WHAT NEEDS TO BE DONE → Set the listing down again in full, word for word, with the pictures left out.

Saved entries
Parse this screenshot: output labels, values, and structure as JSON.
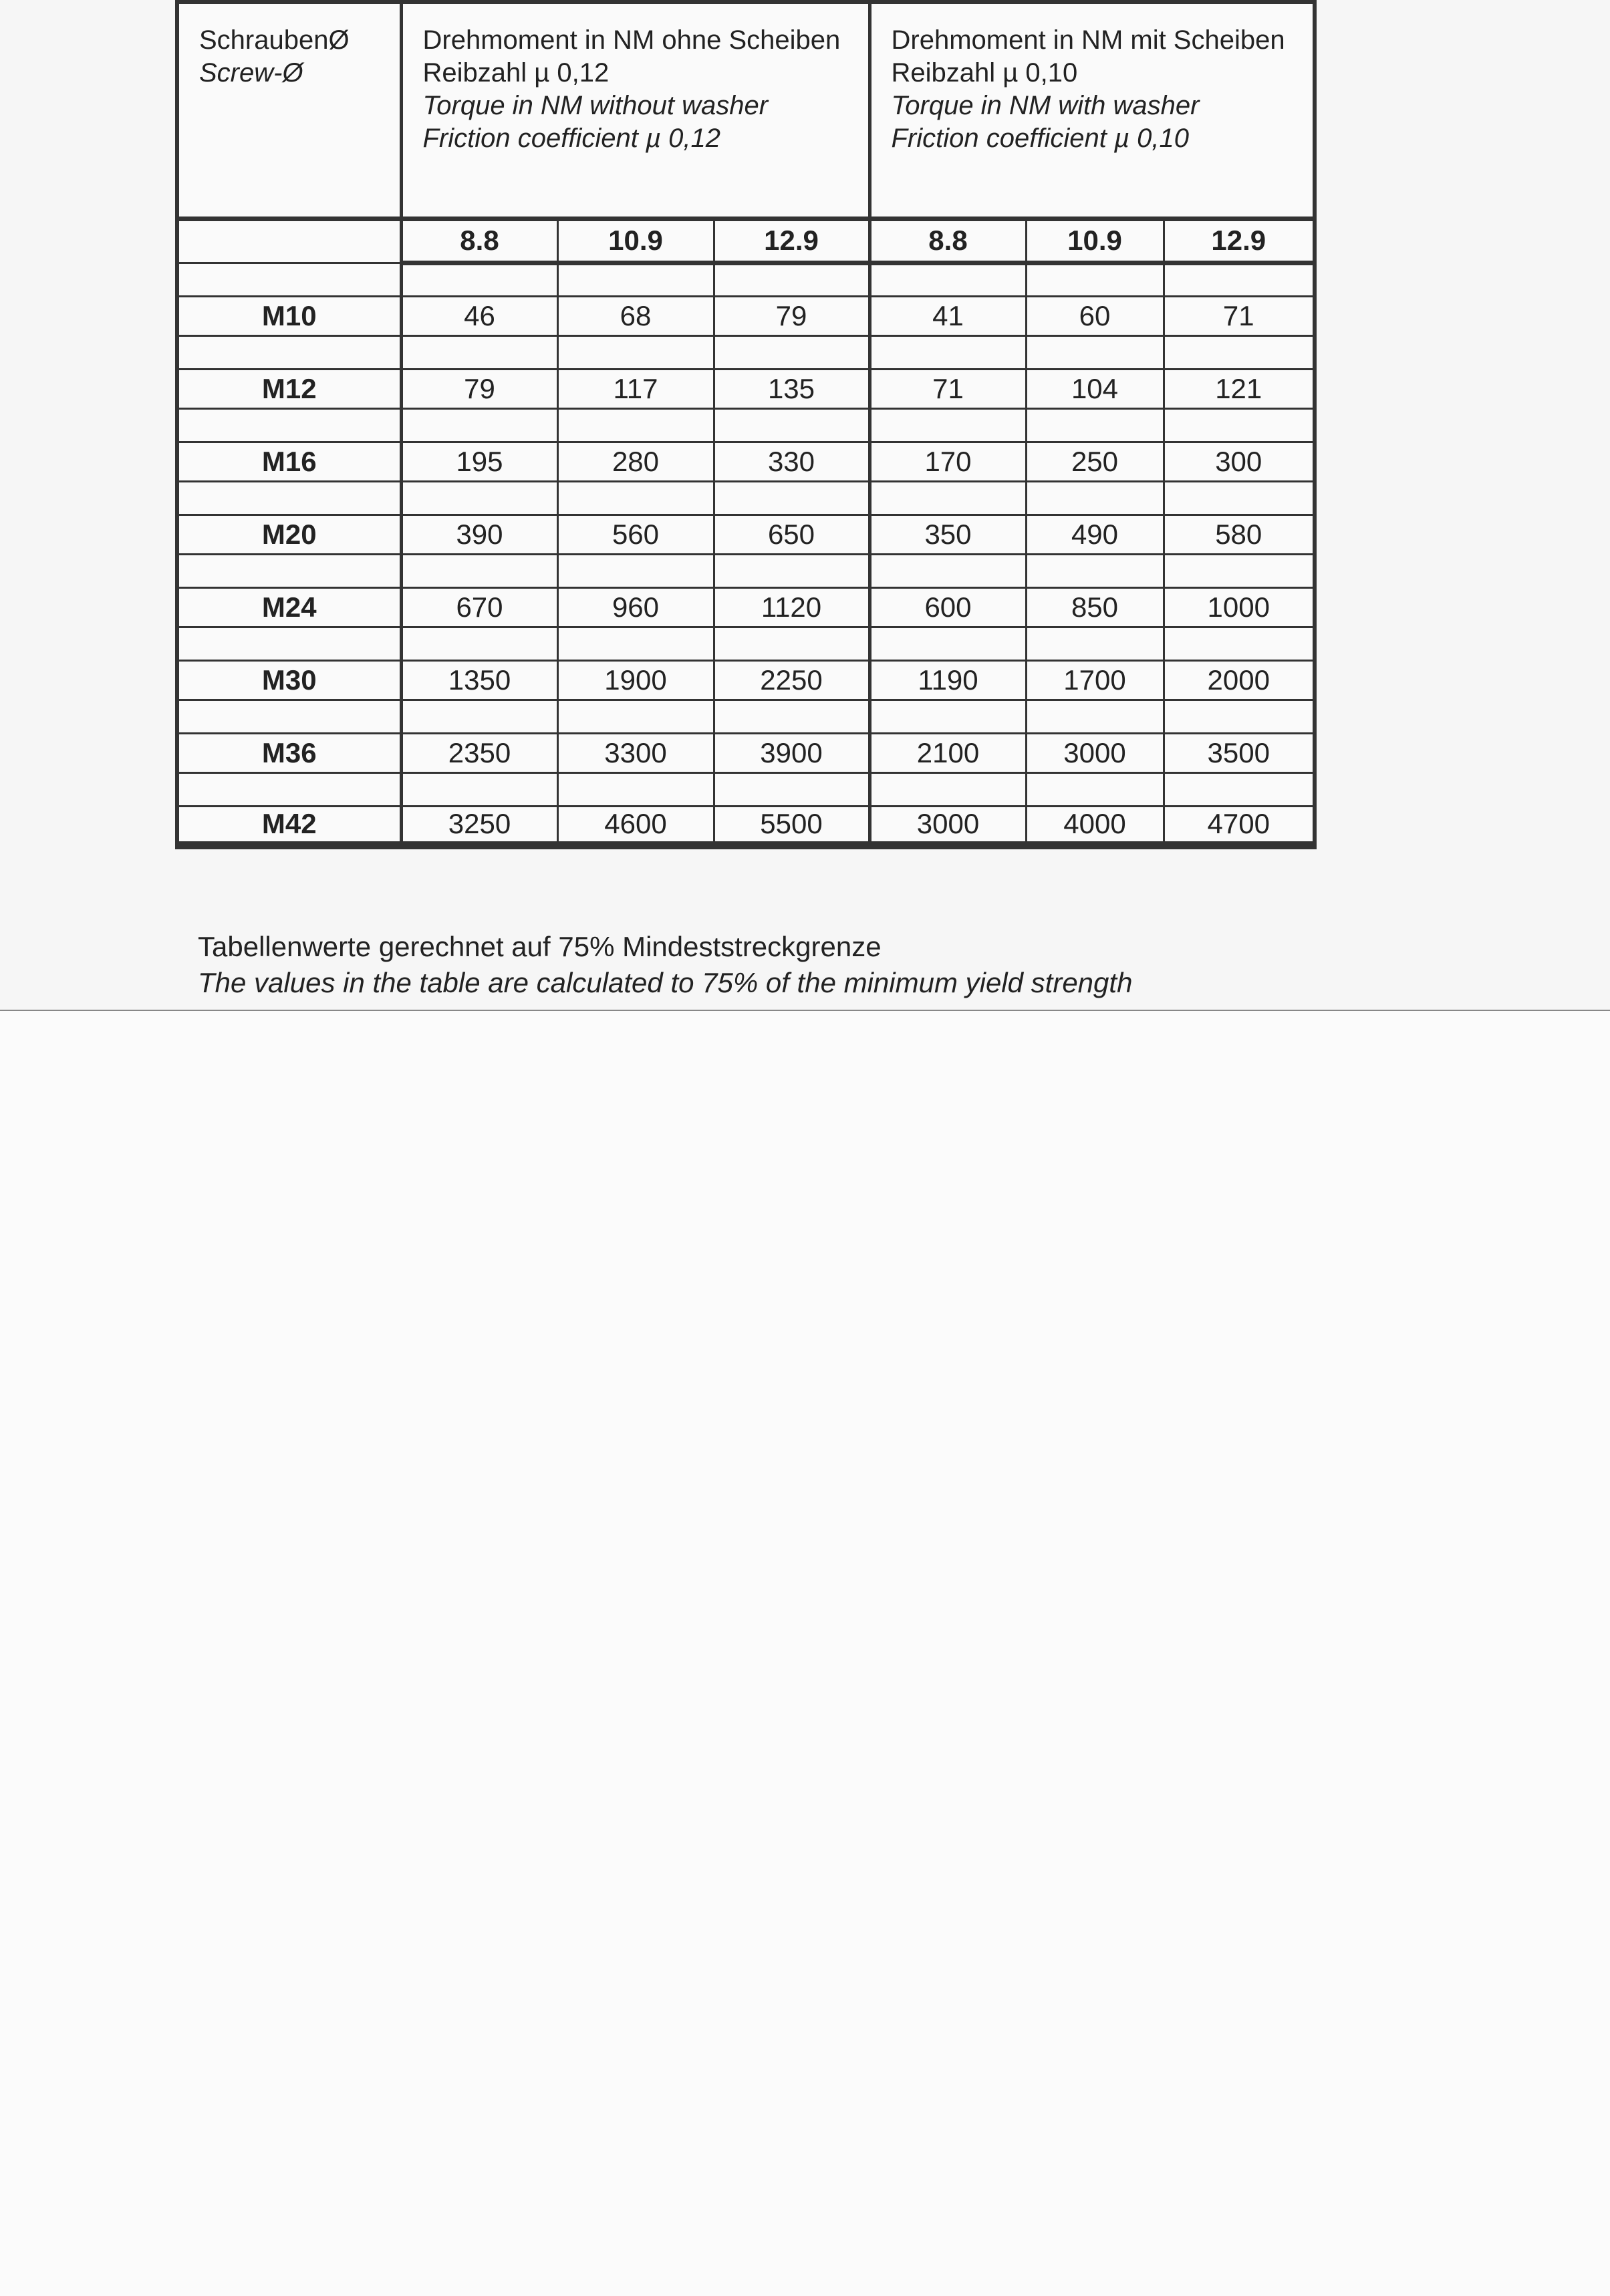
{
  "header": {
    "screw": {
      "de": "SchraubenØ",
      "en": "Screw-Ø"
    },
    "groups": [
      {
        "de_title": "Drehmoment in NM ohne Scheiben",
        "de_friction": "Reibzahl µ 0,12",
        "en_title": "Torque in NM without washer",
        "en_friction": "Friction coefficient µ 0,12"
      },
      {
        "de_title": "Drehmoment in NM mit Scheiben",
        "de_friction": "Reibzahl µ 0,10",
        "en_title": "Torque in NM with washer",
        "en_friction": "Friction coefficient µ 0,10"
      }
    ],
    "grades": [
      "8.8",
      "10.9",
      "12.9",
      "8.8",
      "10.9",
      "12.9"
    ]
  },
  "rows": [
    {
      "size": "M10",
      "values": [
        "46",
        "68",
        "79",
        "41",
        "60",
        "71"
      ]
    },
    {
      "size": "M12",
      "values": [
        "79",
        "117",
        "135",
        "71",
        "104",
        "121"
      ]
    },
    {
      "size": "M16",
      "values": [
        "195",
        "280",
        "330",
        "170",
        "250",
        "300"
      ]
    },
    {
      "size": "M20",
      "values": [
        "390",
        "560",
        "650",
        "350",
        "490",
        "580"
      ]
    },
    {
      "size": "M24",
      "values": [
        "670",
        "960",
        "1120",
        "600",
        "850",
        "1000"
      ]
    },
    {
      "size": "M30",
      "values": [
        "1350",
        "1900",
        "2250",
        "1190",
        "1700",
        "2000"
      ]
    },
    {
      "size": "M36",
      "values": [
        "2350",
        "3300",
        "3900",
        "2100",
        "3000",
        "3500"
      ]
    },
    {
      "size": "M42",
      "values": [
        "3250",
        "4600",
        "5500",
        "3000",
        "4000",
        "4700"
      ]
    }
  ],
  "note": {
    "de": "Tabellenwerte gerechnet auf 75% Mindeststreckgrenze",
    "en": "The values in the table are calculated to 75% of the minimum yield strength"
  }
}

TASK RESPONSE →
Parse this screenshot: output labels, values, and structure as JSON.
{
  "header": {
    "screw": {
      "de": "SchraubenØ",
      "en": "Screw-Ø"
    },
    "groups": [
      {
        "de_title": "Drehmoment in NM ohne Scheiben",
        "de_friction": "Reibzahl µ 0,12",
        "en_title": "Torque in NM without washer",
        "en_friction": "Friction coefficient µ 0,12"
      },
      {
        "de_title": "Drehmoment in NM mit Scheiben",
        "de_friction": "Reibzahl µ 0,10",
        "en_title": "Torque in NM with washer",
        "en_friction": "Friction coefficient µ 0,10"
      }
    ],
    "grades": [
      "8.8",
      "10.9",
      "12.9",
      "8.8",
      "10.9",
      "12.9"
    ]
  },
  "rows": [
    {
      "size": "M10",
      "values": [
        "46",
        "68",
        "79",
        "41",
        "60",
        "71"
      ]
    },
    {
      "size": "M12",
      "values": [
        "79",
        "117",
        "135",
        "71",
        "104",
        "121"
      ]
    },
    {
      "size": "M16",
      "values": [
        "195",
        "280",
        "330",
        "170",
        "250",
        "300"
      ]
    },
    {
      "size": "M20",
      "values": [
        "390",
        "560",
        "650",
        "350",
        "490",
        "580"
      ]
    },
    {
      "size": "M24",
      "values": [
        "670",
        "960",
        "1120",
        "600",
        "850",
        "1000"
      ]
    },
    {
      "size": "M30",
      "values": [
        "1350",
        "1900",
        "2250",
        "1190",
        "1700",
        "2000"
      ]
    },
    {
      "size": "M36",
      "values": [
        "2350",
        "3300",
        "3900",
        "2100",
        "3000",
        "3500"
      ]
    },
    {
      "size": "M42",
      "values": [
        "3250",
        "4600",
        "5500",
        "3000",
        "4000",
        "4700"
      ]
    }
  ],
  "note": {
    "de": "Tabellenwerte gerechnet auf 75% Mindeststreckgrenze",
    "en": "The values in the table are calculated to 75% of the minimum yield strength"
  }
}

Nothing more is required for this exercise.